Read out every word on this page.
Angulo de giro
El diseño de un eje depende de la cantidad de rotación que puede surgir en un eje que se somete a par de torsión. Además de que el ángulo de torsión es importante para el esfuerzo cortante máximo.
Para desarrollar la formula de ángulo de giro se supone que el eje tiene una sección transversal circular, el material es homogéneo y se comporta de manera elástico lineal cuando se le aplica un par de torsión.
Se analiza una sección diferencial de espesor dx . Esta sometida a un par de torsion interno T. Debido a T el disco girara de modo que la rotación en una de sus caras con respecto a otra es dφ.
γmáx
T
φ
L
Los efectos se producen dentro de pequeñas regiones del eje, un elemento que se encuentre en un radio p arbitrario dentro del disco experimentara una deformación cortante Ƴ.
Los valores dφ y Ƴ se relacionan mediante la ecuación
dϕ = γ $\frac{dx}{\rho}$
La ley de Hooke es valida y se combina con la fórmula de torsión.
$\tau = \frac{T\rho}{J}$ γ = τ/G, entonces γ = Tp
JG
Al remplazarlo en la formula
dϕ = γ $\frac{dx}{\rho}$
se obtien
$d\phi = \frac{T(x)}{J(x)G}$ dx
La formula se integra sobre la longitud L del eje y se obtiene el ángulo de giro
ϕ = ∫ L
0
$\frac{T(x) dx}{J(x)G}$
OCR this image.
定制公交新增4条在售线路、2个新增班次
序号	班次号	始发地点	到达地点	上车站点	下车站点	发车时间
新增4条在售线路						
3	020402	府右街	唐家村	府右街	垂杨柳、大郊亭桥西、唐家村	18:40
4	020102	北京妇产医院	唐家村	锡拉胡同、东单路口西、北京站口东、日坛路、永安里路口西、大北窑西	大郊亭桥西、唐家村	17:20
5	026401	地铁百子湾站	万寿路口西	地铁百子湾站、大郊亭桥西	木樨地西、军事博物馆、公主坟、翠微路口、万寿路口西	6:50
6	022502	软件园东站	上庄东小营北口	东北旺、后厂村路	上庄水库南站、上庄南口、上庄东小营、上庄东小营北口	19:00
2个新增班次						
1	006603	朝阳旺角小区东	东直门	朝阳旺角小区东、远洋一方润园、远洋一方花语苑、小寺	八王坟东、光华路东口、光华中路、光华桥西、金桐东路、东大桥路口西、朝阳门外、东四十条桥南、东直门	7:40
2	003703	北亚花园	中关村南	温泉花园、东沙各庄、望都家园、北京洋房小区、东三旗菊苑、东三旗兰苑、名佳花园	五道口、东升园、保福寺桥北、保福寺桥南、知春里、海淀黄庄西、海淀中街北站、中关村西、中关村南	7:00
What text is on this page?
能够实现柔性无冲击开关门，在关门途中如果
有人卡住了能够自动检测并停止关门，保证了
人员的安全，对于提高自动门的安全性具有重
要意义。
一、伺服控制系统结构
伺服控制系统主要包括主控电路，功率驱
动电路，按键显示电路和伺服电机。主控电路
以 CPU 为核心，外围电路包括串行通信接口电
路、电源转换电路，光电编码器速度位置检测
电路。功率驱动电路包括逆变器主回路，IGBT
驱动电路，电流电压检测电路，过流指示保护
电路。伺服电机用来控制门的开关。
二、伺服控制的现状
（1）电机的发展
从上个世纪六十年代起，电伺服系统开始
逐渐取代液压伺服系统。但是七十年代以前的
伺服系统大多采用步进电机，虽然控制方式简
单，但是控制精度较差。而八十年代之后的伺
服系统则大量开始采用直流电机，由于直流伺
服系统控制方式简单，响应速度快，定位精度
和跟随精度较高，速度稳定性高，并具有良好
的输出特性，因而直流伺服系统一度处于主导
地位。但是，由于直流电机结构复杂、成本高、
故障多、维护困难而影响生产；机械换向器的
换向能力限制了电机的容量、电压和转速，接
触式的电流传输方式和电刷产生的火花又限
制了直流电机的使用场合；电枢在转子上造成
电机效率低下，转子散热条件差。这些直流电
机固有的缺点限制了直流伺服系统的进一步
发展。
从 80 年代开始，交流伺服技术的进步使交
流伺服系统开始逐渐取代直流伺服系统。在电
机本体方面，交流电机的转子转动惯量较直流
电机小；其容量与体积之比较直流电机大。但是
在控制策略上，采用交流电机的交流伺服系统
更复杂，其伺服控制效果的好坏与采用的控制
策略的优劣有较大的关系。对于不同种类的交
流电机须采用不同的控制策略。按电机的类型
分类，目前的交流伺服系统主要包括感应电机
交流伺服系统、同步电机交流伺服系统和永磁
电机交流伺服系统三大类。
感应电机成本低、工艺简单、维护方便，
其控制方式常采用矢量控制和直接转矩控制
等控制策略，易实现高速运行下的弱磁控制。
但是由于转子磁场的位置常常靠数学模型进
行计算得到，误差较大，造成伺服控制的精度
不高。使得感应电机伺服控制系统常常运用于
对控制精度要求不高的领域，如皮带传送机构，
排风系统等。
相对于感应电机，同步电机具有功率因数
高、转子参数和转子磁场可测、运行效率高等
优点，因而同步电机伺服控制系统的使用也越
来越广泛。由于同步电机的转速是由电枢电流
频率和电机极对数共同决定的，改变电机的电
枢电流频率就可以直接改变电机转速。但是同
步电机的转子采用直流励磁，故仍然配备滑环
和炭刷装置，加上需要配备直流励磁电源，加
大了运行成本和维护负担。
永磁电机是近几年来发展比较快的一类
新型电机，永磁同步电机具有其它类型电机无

####################

=== Task requirements ===
Extract every line above exactly as it stands.

=== Response to the exercise ===
Read out every word on this page.
Angulo de giro
El diseño de un eje depende de la cantidad de rotación que puede surgir en un eje que se somete a par de torsión. Además de que el ángulo de torsión es importante para el esfuerzo cortante máximo.
Para desarrollar la formula de ángulo de giro se supone que el eje tiene una sección transversal circular, el material es homogéneo y se comporta de manera elástico lineal cuando se le aplica un par de torsión.
Se analiza una sección diferencial de espesor dx . Esta sometida a un par de torsion interno T. Debido a T el disco girara de modo que la rotación en una de sus caras con respecto a otra es dφ.
γmáx
T
φ
L
Los efectos se producen dentro de pequeñas regiones del eje, un elemento que se encuentre en un radio p arbitrario dentro del disco experimentara una deformación cortante Ƴ.
Los valores dφ y Ƴ se relacionan mediante la ecuación
dϕ = γ $\frac{dx}{\rho}$
La ley de Hooke es valida y se combina con la fórmula de torsión.
$\tau = \frac{T\rho}{J}$ γ = τ/G, entonces γ = Tp
JG
Al remplazarlo en la formula
dϕ = γ $\frac{dx}{\rho}$
se obtien
$d\phi = \frac{T(x)}{J(x)G}$ dx
La formula se integra sobre la longitud L del eje y se obtiene el ángulo de giro
ϕ = ∫ L
0
$\frac{T(x) dx}{J(x)G}$
OCR this image.
定制公交新增4条在售线路、2个新增班次
序号	班次号	始发地点	到达地点	上车站点	下车站点	发车时间
新增4条在售线路						
3	020402	府右街	唐家村	府右街	垂杨柳、大郊亭桥西、唐家村	18:40
4	020102	北京妇产医院	唐家村	锡拉胡同、东单路口西、北京站口东、日坛路、永安里路口西、大北窑西	大郊亭桥西、唐家村	17:20
5	026401	地铁百子湾站	万寿路口西	地铁百子湾站、大郊亭桥西	木樨地西、军事博物馆、公主坟、翠微路口、万寿路口西	6:50
6	022502	软件园东站	上庄东小营北口	东北旺、后厂村路	上庄水库南站、上庄南口、上庄东小营、上庄东小营北口	19:00
2个新增班次						
1	006603	朝阳旺角小区东	东直门	朝阳旺角小区东、远洋一方润园、远洋一方花语苑、小寺	八王坟东、光华路东口、光华中路、光华桥西、金桐东路、东大桥路口西、朝阳门外、东四十条桥南、东直门	7:40
2	003703	北亚花园	中关村南	温泉花园、东沙各庄、望都家园、北京洋房小区、东三旗菊苑、东三旗兰苑、名佳花园	五道口、东升园、保福寺桥北、保福寺桥南、知春里、海淀黄庄西、海淀中街北站、中关村西、中关村南	7:00
What text is on this page?
能够实现柔性无冲击开关门，在关门途中如果
有人卡住了能够自动检测并停止关门，保证了
人员的安全，对于提高自动门的安全性具有重
要意义。
一、伺服控制系统结构
伺服控制系统主要包括主控电路，功率驱
动电路，按键显示电路和伺服电机。主控电路
以 CPU 为核心，外围电路包括串行通信接口电
路、电源转换电路，光电编码器速度位置检测
电路。功率驱动电路包括逆变器主回路，IGBT
驱动电路，电流电压检测电路，过流指示保护
电路。伺服电机用来控制门的开关。
二、伺服控制的现状
（1）电机的发展
从上个世纪六十年代起，电伺服系统开始
逐渐取代液压伺服系统。但是七十年代以前的
伺服系统大多采用步进电机，虽然控制方式简
单，但是控制精度较差。而八十年代之后的伺
服系统则大量开始采用直流电机，由于直流伺
服系统控制方式简单，响应速度快，定位精度
和跟随精度较高，速度稳定性高，并具有良好
的输出特性，因而直流伺服系统一度处于主导
地位。但是，由于直流电机结构复杂、成本高、
故障多、维护困难而影响生产；机械换向器的
换向能力限制了电机的容量、电压和转速，接
触式的电流传输方式和电刷产生的火花又限
制了直流电机的使用场合；电枢在转子上造成
电机效率低下，转子散热条件差。这些直流电
机固有的缺点限制了直流伺服系统的进一步
发展。
从 80 年代开始，交流伺服技术的进步使交
流伺服系统开始逐渐取代直流伺服系统。在电
机本体方面，交流电机的转子转动惯量较直流
电机小；其容量与体积之比较直流电机大。但是
在控制策略上，采用交流电机的交流伺服系统
更复杂，其伺服控制效果的好坏与采用的控制
策略的优劣有较大的关系。对于不同种类的交
流电机须采用不同的控制策略。按电机的类型
分类，目前的交流伺服系统主要包括感应电机
交流伺服系统、同步电机交流伺服系统和永磁
电机交流伺服系统三大类。
感应电机成本低、工艺简单、维护方便，
其控制方式常采用矢量控制和直接转矩控制
等控制策略，易实现高速运行下的弱磁控制。
但是由于转子磁场的位置常常靠数学模型进
行计算得到，误差较大，造成伺服控制的精度
不高。使得感应电机伺服控制系统常常运用于
对控制精度要求不高的领域，如皮带传送机构，
排风系统等。
相对于感应电机，同步电机具有功率因数
高、转子参数和转子磁场可测、运行效率高等
优点，因而同步电机伺服控制系统的使用也越
来越广泛。由于同步电机的转速是由电枢电流
频率和电机极对数共同决定的，改变电机的电
枢电流频率就可以直接改变电机转速。但是同
步电机的转子采用直流励磁，故仍然配备滑环
和炭刷装置，加上需要配备直流励磁电源，加
大了运行成本和维护负担。
永磁电机是近几年来发展比较快的一类
新型电机，永磁同步电机具有其它类型电机无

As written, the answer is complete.